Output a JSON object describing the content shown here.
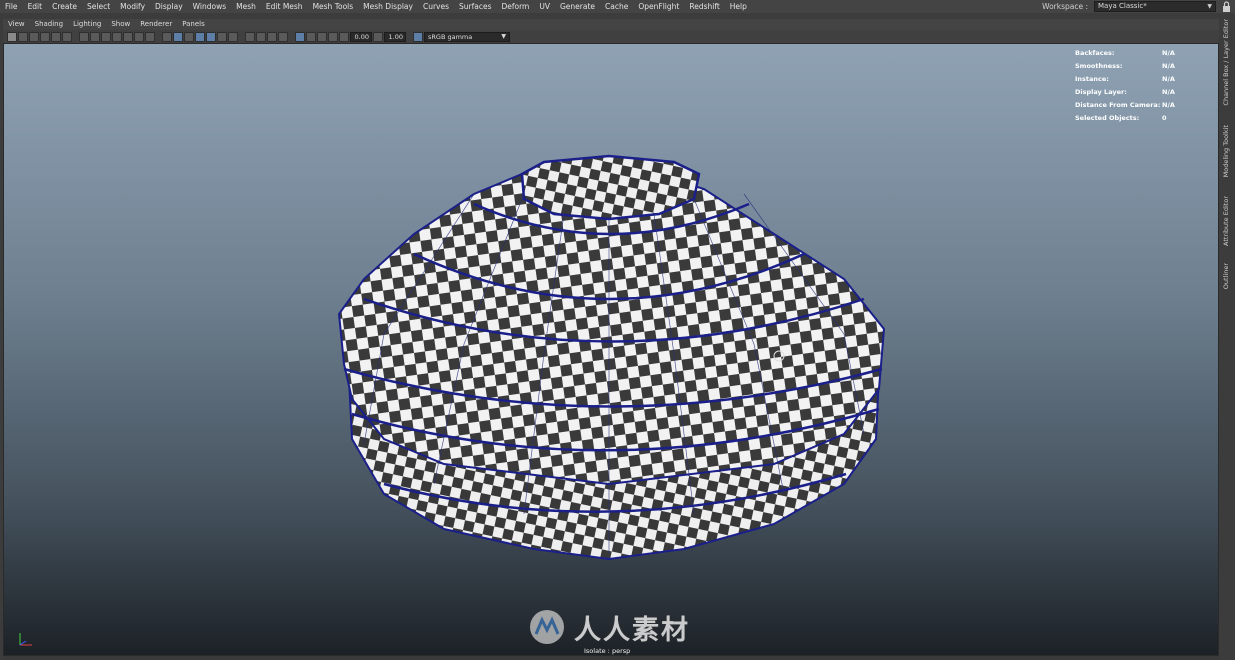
{
  "main_menu": [
    "File",
    "Edit",
    "Create",
    "Select",
    "Modify",
    "Display",
    "Windows",
    "Mesh",
    "Edit Mesh",
    "Mesh Tools",
    "Mesh Display",
    "Curves",
    "Surfaces",
    "Deform",
    "UV",
    "Generate",
    "Cache",
    "OpenFlight",
    "Redshift",
    "Help"
  ],
  "workspace": {
    "label": "Workspace :",
    "value": "Maya Classic*"
  },
  "panel_menu": [
    "View",
    "Shading",
    "Lighting",
    "Show",
    "Renderer",
    "Panels"
  ],
  "toolbar": {
    "exposure": "0.00",
    "gamma": "1.00",
    "color_space": "sRGB gamma"
  },
  "hud": [
    {
      "key": "Backfaces:",
      "value": "N/A"
    },
    {
      "key": "Smoothness:",
      "value": "N/A"
    },
    {
      "key": "Instance:",
      "value": "N/A"
    },
    {
      "key": "Display Layer:",
      "value": "N/A"
    },
    {
      "key": "Distance From Camera:",
      "value": "N/A"
    },
    {
      "key": "Selected Objects:",
      "value": "0"
    }
  ],
  "isolate_label": "Isolate : persp",
  "watermark_text": "人人素材",
  "right_tabs": [
    "Channel Box / Layer Editor",
    "Modeling Toolkit",
    "Attribute Editor",
    "Outliner"
  ],
  "colors": {
    "viewport_top": "#8fa2b4",
    "viewport_bottom": "#1c2126",
    "wireframe": "#1a1f8a",
    "menubar": "#444444"
  }
}
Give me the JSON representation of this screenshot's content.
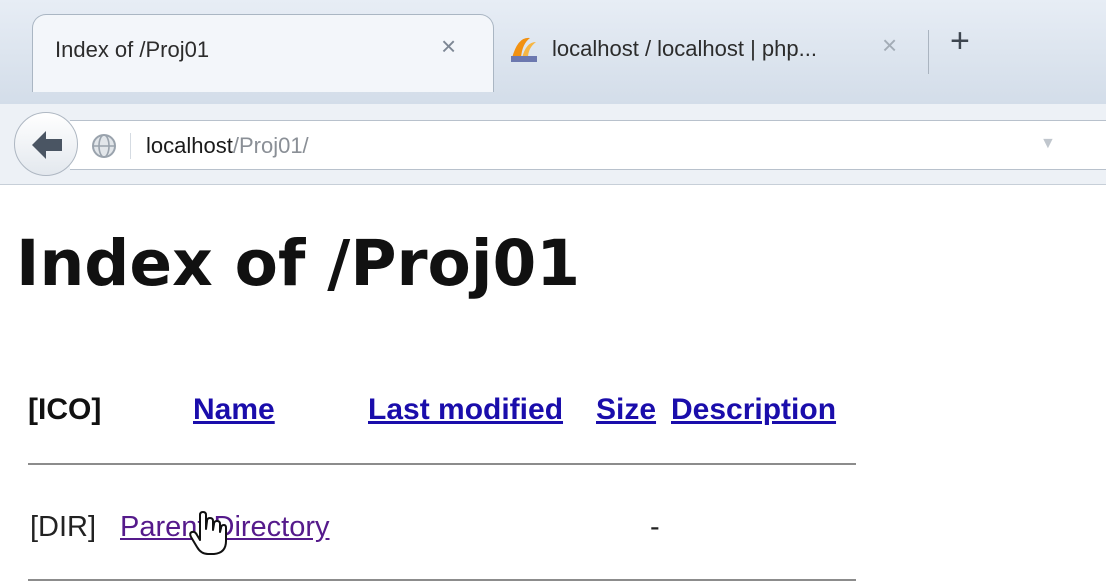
{
  "browser": {
    "tabs": [
      {
        "title": "Index of /Proj01",
        "active": true
      },
      {
        "title": "localhost / localhost | php...",
        "active": false,
        "favicon": "phpmyadmin-icon"
      }
    ],
    "close_glyph": "×",
    "new_tab_glyph": "+",
    "url": {
      "host": "localhost",
      "path": "/Proj01/"
    }
  },
  "page": {
    "heading": "Index of /Proj01",
    "columns": {
      "icon": "[ICO]",
      "name": "Name",
      "last_modified": "Last modified",
      "size": "Size",
      "description": "Description"
    },
    "rows": [
      {
        "icon": "[DIR]",
        "name": "Parent Directory",
        "last_modified": "",
        "size": "-",
        "description": ""
      }
    ]
  },
  "colors": {
    "link": "#1a0dab",
    "visited_link": "#551a8b",
    "chrome": "#d3dde9"
  }
}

= = = = = = =

What to work on =>
Restate verbatim the lines running from the line with "Give me the" through the end of the material; both ends count, and images are omitted.

Exercise result =>
Give me the JSON representation of this screenshot's content.
{
  "browser": {
    "tabs": [
      {
        "title": "Index of /Proj01",
        "active": true
      },
      {
        "title": "localhost / localhost | php...",
        "active": false,
        "favicon": "phpmyadmin-icon"
      }
    ],
    "close_glyph": "×",
    "new_tab_glyph": "+",
    "url": {
      "host": "localhost",
      "path": "/Proj01/"
    }
  },
  "page": {
    "heading": "Index of /Proj01",
    "columns": {
      "icon": "[ICO]",
      "name": "Name",
      "last_modified": "Last modified",
      "size": "Size",
      "description": "Description"
    },
    "rows": [
      {
        "icon": "[DIR]",
        "name": "Parent Directory",
        "last_modified": "",
        "size": "-",
        "description": ""
      }
    ]
  },
  "colors": {
    "link": "#1a0dab",
    "visited_link": "#551a8b",
    "chrome": "#d3dde9"
  }
}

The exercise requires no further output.